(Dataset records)
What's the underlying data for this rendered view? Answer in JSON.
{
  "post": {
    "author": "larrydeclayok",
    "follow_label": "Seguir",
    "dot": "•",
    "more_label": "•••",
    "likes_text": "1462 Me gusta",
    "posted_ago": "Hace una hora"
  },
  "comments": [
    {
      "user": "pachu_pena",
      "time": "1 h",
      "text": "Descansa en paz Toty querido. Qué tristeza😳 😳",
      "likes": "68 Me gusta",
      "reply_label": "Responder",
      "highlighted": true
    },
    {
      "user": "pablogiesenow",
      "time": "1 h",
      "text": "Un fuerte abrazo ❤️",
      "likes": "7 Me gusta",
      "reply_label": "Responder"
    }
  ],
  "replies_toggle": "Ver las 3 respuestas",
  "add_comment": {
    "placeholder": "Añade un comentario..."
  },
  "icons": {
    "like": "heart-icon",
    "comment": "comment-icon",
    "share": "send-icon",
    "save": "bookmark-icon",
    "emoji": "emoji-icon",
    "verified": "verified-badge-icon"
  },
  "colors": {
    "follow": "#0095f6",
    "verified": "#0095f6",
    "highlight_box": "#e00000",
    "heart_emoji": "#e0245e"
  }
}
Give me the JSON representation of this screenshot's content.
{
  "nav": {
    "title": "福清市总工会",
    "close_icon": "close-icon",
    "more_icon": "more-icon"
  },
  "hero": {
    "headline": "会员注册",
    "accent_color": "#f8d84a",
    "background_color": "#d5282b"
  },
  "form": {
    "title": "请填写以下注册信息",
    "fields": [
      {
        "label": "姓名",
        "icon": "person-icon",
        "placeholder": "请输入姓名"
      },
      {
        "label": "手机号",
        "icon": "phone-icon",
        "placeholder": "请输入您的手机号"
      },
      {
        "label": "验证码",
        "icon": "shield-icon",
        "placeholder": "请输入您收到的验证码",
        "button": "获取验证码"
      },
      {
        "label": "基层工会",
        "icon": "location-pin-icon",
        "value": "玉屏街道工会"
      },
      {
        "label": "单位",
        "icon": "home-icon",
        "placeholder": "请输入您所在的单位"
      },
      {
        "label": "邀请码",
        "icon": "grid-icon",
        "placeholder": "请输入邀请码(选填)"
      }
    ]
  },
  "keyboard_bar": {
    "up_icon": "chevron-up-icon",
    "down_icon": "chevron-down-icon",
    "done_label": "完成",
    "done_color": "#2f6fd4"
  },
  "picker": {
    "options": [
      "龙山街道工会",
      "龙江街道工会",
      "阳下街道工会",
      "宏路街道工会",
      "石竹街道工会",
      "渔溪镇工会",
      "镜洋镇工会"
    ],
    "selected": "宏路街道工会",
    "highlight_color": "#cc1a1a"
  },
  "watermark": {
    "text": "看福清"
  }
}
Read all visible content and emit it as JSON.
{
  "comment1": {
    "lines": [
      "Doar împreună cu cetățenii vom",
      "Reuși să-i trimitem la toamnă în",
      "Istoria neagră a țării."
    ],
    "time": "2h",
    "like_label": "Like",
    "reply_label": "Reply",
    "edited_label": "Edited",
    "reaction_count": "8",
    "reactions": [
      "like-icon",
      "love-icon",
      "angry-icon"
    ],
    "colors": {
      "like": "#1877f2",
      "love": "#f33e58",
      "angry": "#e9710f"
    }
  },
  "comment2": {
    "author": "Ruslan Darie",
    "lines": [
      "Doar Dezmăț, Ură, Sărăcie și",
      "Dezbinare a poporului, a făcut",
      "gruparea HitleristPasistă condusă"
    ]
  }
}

Given exercise:
Can you quote exactly the lines from the one containing "Read all visible content and emit it as JSON." through the last line of the records above, and nothing else?

Answer in full:
Read all visible content and emit it as JSON.
{
  "comment1": {
    "lines": [
      "Doar împreună cu cetățenii vom",
      "Reuși să-i trimitem la toamnă în",
      "Istoria neagră a țării."
    ],
    "time": "2h",
    "like_label": "Like",
    "reply_label": "Reply",
    "edited_label": "Edited",
    "reaction_count": "8",
    "reactions": [
      "like-icon",
      "love-icon",
      "angry-icon"
    ],
    "colors": {
      "like": "#1877f2",
      "love": "#f33e58",
      "angry": "#e9710f"
    }
  },
  "comment2": {
    "author": "Ruslan Darie",
    "lines": [
      "Doar Dezmăț, Ură, Sărăcie și",
      "Dezbinare a poporului, a făcut",
      "gruparea HitleristPasistă condusă"
    ]
  }
}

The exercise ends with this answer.